**Görevler:**
1. Yoksul zihniyet yazısına göre “Kötü talih” kavramı geleneksel olarak neye atfedilir?
2. Yoksul zihniyet yazısını son cümlesinden sonra devralın ve aynı üslupla sürdürün.

**Kaynak:**
-=-=-

Neyse ki, öğrenilmiş olan her şey, yeni bir öğretiyle dönüştürülebilir.

Geleneksel olarak, “Kötü talih” kavramı, kişinin kontrolü dışındaki olaylar zincirine atfedilir. Ancak bir çok kaynak, talihsizliklerin çoğunun bireyin kendi düşünce ve davranış kalıplarından kaynaklandığını öne sürmektedir.

Kötü talihin bir kader olmadığını, öğrenilmiş bir talihsizlik olduğunu kabul etmek, bireyin yaşamını dönüştürme gücüne sahiptir. Kendi düşünce ve davranışlarını değiştirerek, herkes kendi talihini yeniden şekillendirebilir.

Ekonomik olarak gerçekten çok zor günlerden geçiyoruz. Herkes yoksulluktan bahsederken ben yoksul zihniyete dikkat çekmek istiyorum. Haklı olarak en büyük kaygısı karnını doyurmak olan insanlarımızın, yaşamda neyi hak ettiklerini düşünemeyecek kadar kapana kıstırıldıklarını.

İstisnasız her bir kişi, sadece hayatta kalmayı değil, yaşamayı hak ediyor. Peki, bu hak edişlerini cömertçe hibe etmeleri nedendir?

Nasıl usul usul ellerinden alınır hayatları?

Nerede başlar bu kabul edilmiş yoksulluk? Hak ettiklerine inansalar, çözüm arayışına geçip farklı yollar denerler miydi acaba? Peki bütün bunları düşünmelerinin önüne örülen kaybetme korkusundan özgürleşme ihtimalleri, kimlerin en büyük korkusudur?

Mevcut şartlarda yoksulluğu iliklerine kadar yaşayan kesim, aslında öncesinde de yoksuldu.

Yaşamayı karın tokluğu sandıkları için, karınlarının doyduğuna şükrediyorlardı, şimdi ise karınlarını doyurmakta da zorlanıyorlar. Şayet bu zihniyeti dönüştüremedikleri sürece ülke uzaya da gitse yine yoksul kalacaklar.

Biraz kafamızı çevirip, öğretilerimize baktığımızda, ailede ve okullarımızdaki edinimlerimiz temelin harcıdır. Hak arayışının saygısızlık görüldüğü, despotça susturulan, susmayanların toplum içinde rencide edildiği ve hatta şiddete maruz kaldığı yıllar.

-=-=-

**Veri Bölümü:**
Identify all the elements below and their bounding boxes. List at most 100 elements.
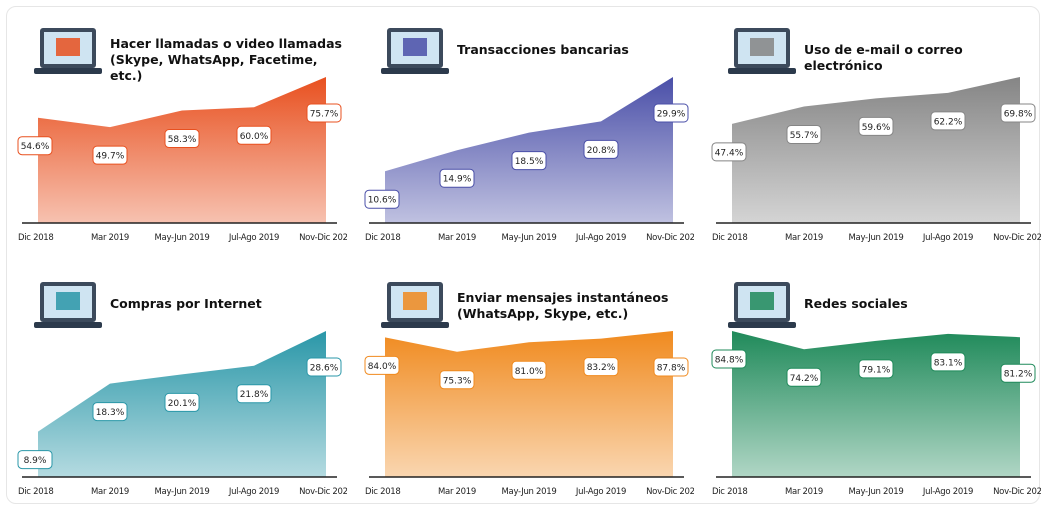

-=-=-

**Görev Sonuçları:**
1. Kişinin kontrolü dışındaki olaylar zincirine.

2.
Sorun çıkmaması için susturulan, kendisi hariç herkesin duygu, düşünce ve ihtiyaçlarını önemsemesi öğretilen çocuklar.

El alem ne der nesli…

Payına düşene razı olmaya alıştırılan. Hak ettiği payın ne olduğundan habersiz…

Sgk , yol, yemek ve ölmeyecek kadar alacakları maaşa hibe edilmiş hayatlar. Elindekini kaybetme korkusunun esir aldığı insanlar.

Şükür elbette ki çok önemli. Elindekine şükretmek. Lakin daha iyisini istemeye, en önemlisi daha iyisini hak ettiğine inanmak ve mücadele etmeye engel değil.

Evet, böyle öğretildik böyle öğrendik tamam. O zamanlar böyleydi bilinenler o kadardı.

Ama artık şifreler çözülmeye başlandı. Zaten var olan ve zaten öğrenme hakkımız olan bilgiler parayla satılır durumda.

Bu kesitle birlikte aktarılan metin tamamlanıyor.